Gather all lines in the entries below that include the word "Junior".

-- Start --

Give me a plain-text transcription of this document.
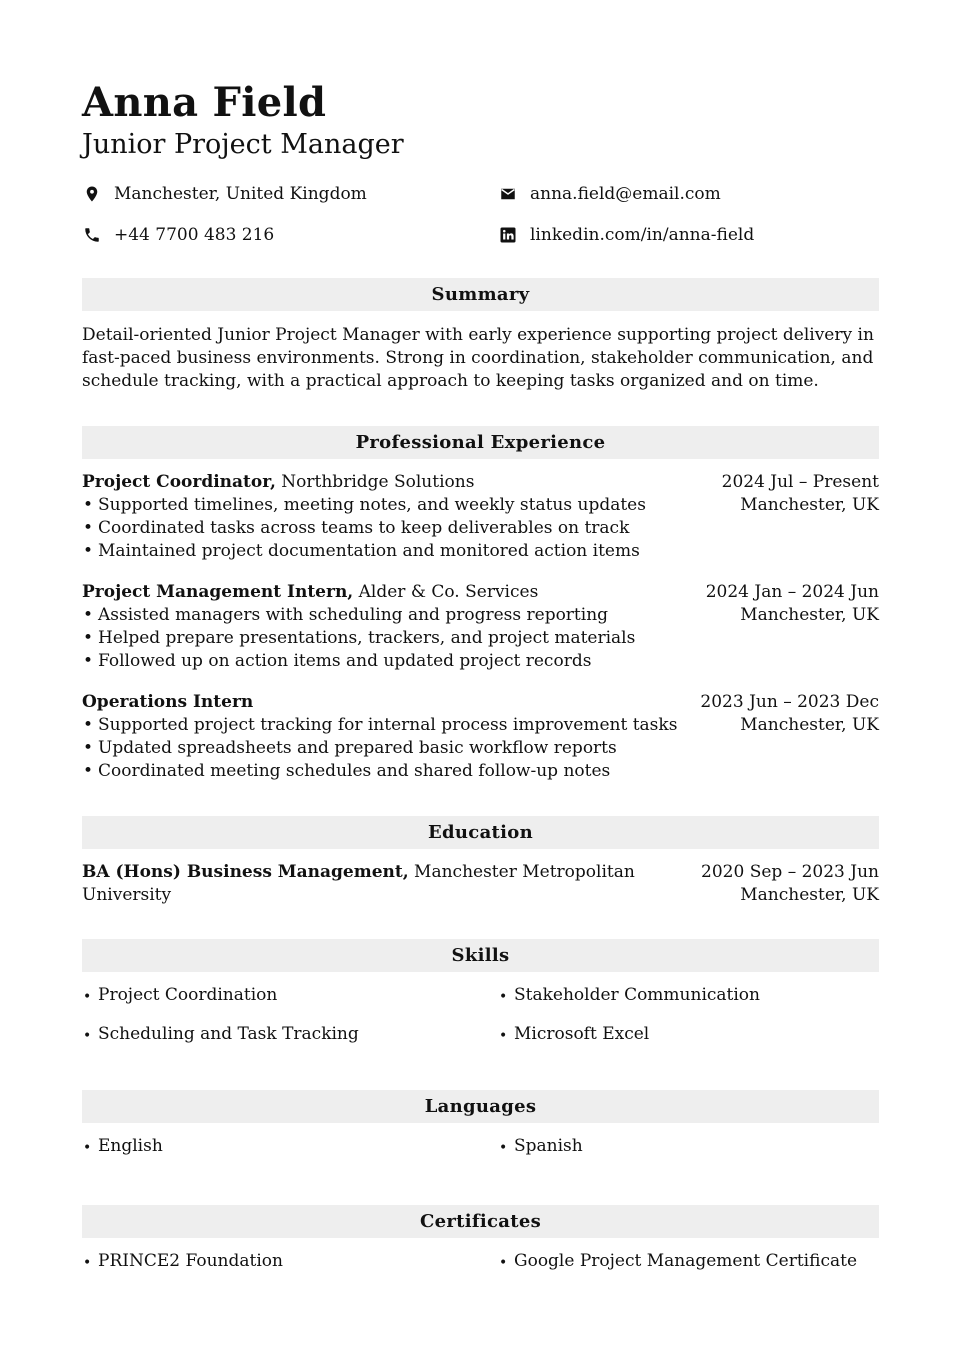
Anna Field
Junior Project Manager
Manchester, United Kingdom
+44 7700 483 216
anna.field@email.com
linkedin.com/in/anna-field
Summary

Detail-oriented Junior Project Manager with early experience supporting project delivery in fast-paced business environments. Strong in coordination, stakeholder communication, and schedule tracking, with a practical approach to keeping tasks organized and on time.

Professional Experience
Project Coordinator, Northbridge Solutions
• Supported timelines, meeting notes, and weekly status updates
• Coordinated tasks across teams to keep deliverables on track
• Maintained project documentation and monitored action items
2024 Jul – Present
Manchester, UK
Project Management Intern, Alder & Co. Services
• Assisted managers with scheduling and progress reporting
• Helped prepare presentations, trackers, and project materials
• Followed up on action items and updated project records
2024 Jan – 2024 Jun
Manchester, UK
Operations Intern
• Supported project tracking for internal process improvement tasks
• Updated spreadsheets and prepared basic workflow reports
• Coordinated meeting schedules and shared follow-up notes
2023 Jun – 2023 Dec
Manchester, UK
Education
BA (Hons) Business Management, Manchester Metropolitan University
2020 Sep – 2023 Jun
Manchester, UK
Skills
• Project Coordination	• Stakeholder Communication
• Scheduling and Task Tracking	• Microsoft Excel
Languages
• English	• Spanish
Certificates
• PRINCE2 Foundation	• Google Project Management Certificate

-- End --

● Solved exercise
Junior Project Manager
Detail-oriented Junior Project Manager with early experience supporting project delivery in fast-paced business environments. Strong in coordination, stakeholder communication, and schedule tracking, with a practical approach to keeping tasks organized and on time.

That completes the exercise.